Given problem: Extract the full set of records that follows, word for word.

Dataset items:
-=-=-=-=-
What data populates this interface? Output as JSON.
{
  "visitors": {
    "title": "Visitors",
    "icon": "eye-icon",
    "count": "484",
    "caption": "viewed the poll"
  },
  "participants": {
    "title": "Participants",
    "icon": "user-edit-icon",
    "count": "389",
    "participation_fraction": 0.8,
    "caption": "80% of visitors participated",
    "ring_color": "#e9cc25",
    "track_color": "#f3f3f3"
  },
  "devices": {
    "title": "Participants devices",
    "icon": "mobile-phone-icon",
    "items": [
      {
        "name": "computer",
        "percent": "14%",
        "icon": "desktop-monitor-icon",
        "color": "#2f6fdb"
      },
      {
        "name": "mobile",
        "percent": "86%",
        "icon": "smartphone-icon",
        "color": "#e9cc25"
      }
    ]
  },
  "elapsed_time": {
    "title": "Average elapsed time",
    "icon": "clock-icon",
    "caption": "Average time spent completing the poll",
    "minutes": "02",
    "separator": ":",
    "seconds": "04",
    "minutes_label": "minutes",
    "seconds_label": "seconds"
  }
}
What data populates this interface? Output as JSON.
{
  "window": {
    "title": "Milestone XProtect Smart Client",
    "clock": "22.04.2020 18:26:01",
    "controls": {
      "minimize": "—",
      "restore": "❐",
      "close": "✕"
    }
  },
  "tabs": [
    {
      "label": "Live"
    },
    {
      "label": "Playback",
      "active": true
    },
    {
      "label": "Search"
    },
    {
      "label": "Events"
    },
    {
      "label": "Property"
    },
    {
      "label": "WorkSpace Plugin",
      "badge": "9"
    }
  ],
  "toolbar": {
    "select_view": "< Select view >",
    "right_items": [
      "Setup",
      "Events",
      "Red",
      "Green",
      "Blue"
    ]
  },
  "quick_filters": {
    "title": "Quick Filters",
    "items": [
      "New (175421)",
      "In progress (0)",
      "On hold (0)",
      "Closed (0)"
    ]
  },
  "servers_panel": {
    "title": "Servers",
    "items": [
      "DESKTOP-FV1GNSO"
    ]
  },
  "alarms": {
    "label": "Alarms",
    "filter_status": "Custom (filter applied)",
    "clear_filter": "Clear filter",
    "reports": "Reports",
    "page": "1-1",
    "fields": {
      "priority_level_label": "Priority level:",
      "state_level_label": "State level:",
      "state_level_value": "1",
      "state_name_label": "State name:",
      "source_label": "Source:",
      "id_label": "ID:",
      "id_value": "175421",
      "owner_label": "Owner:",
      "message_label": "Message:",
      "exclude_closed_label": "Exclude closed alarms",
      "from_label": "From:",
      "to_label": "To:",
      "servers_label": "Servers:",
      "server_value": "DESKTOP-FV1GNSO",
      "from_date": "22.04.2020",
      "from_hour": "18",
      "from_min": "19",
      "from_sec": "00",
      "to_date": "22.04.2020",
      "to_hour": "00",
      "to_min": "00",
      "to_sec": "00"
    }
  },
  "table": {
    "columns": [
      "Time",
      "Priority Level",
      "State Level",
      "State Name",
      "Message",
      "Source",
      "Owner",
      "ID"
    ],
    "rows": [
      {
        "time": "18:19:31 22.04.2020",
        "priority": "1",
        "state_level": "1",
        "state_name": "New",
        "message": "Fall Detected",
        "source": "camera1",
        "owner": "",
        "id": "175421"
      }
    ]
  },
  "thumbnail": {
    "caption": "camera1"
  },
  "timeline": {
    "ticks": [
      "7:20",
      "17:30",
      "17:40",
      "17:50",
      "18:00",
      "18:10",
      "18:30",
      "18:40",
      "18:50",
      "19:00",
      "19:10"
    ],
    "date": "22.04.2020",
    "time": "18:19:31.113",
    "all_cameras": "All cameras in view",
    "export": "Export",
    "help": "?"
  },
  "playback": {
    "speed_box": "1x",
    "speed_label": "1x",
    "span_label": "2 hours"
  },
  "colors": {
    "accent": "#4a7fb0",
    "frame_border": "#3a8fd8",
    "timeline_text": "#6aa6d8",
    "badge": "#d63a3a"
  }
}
-=-=-=-=-
Answer to the problem:
What data populates this interface? Output as JSON.
{
  "visitors": {
    "title": "Visitors",
    "icon": "eye-icon",
    "count": "484",
    "caption": "viewed the poll"
  },
  "participants": {
    "title": "Participants",
    "icon": "user-edit-icon",
    "count": "389",
    "participation_fraction": 0.8,
    "caption": "80% of visitors participated",
    "ring_color": "#e9cc25",
    "track_color": "#f3f3f3"
  },
  "devices": {
    "title": "Participants devices",
    "icon": "mobile-phone-icon",
    "items": [
      {
        "name": "computer",
        "percent": "14%",
        "icon": "desktop-monitor-icon",
        "color": "#2f6fdb"
      },
      {
        "name": "mobile",
        "percent": "86%",
        "icon": "smartphone-icon",
        "color": "#e9cc25"
      }
    ]
  },
  "elapsed_time": {
    "title": "Average elapsed time",
    "icon": "clock-icon",
    "caption": "Average time spent completing the poll",
    "minutes": "02",
    "separator": ":",
    "seconds": "04",
    "minutes_label": "minutes",
    "seconds_label": "seconds"
  }
}
What data populates this interface? Output as JSON.
{
  "window": {
    "title": "Milestone XProtect Smart Client",
    "clock": "22.04.2020 18:26:01",
    "controls": {
      "minimize": "—",
      "restore": "❐",
      "close": "✕"
    }
  },
  "tabs": [
    {
      "label": "Live"
    },
    {
      "label": "Playback",
      "active": true
    },
    {
      "label": "Search"
    },
    {
      "label": "Events"
    },
    {
      "label": "Property"
    },
    {
      "label": "WorkSpace Plugin",
      "badge": "9"
    }
  ],
  "toolbar": {
    "select_view": "< Select view >",
    "right_items": [
      "Setup",
      "Events",
      "Red",
      "Green",
      "Blue"
    ]
  },
  "quick_filters": {
    "title": "Quick Filters",
    "items": [
      "New (175421)",
      "In progress (0)",
      "On hold (0)",
      "Closed (0)"
    ]
  },
  "servers_panel": {
    "title": "Servers",
    "items": [
      "DESKTOP-FV1GNSO"
    ]
  },
  "alarms": {
    "label": "Alarms",
    "filter_status": "Custom (filter applied)",
    "clear_filter": "Clear filter",
    "reports": "Reports",
    "page": "1-1",
    "fields": {
      "priority_level_label": "Priority level:",
      "state_level_label": "State level:",
      "state_level_value": "1",
      "state_name_label": "State name:",
      "source_label": "Source:",
      "id_label": "ID:",
      "id_value": "175421",
      "owner_label": "Owner:",
      "message_label": "Message:",
      "exclude_closed_label": "Exclude closed alarms",
      "from_label": "From:",
      "to_label": "To:",
      "servers_label": "Servers:",
      "server_value": "DESKTOP-FV1GNSO",
      "from_date": "22.04.2020",
      "from_hour": "18",
      "from_min": "19",
      "from_sec": "00",
      "to_date": "22.04.2020",
      "to_hour": "00",
      "to_min": "00",
      "to_sec": "00"
    }
  },
  "table": {
    "columns": [
      "Time",
      "Priority Level",
      "State Level",
      "State Name",
      "Message",
      "Source",
      "Owner",
      "ID"
    ],
    "rows": [
      {
        "time": "18:19:31 22.04.2020",
        "priority": "1",
        "state_level": "1",
        "state_name": "New",
        "message": "Fall Detected",
        "source": "camera1",
        "owner": "",
        "id": "175421"
      }
    ]
  },
  "thumbnail": {
    "caption": "camera1"
  },
  "timeline": {
    "ticks": [
      "7:20",
      "17:30",
      "17:40",
      "17:50",
      "18:00",
      "18:10",
      "18:30",
      "18:40",
      "18:50",
      "19:00",
      "19:10"
    ],
    "date": "22.04.2020",
    "time": "18:19:31.113",
    "all_cameras": "All cameras in view",
    "export": "Export",
    "help": "?"
  },
  "playback": {
    "speed_box": "1x",
    "speed_label": "1x",
    "span_label": "2 hours"
  },
  "colors": {
    "accent": "#4a7fb0",
    "frame_border": "#3a8fd8",
    "timeline_text": "#6aa6d8",
    "badge": "#d63a3a"
  }
}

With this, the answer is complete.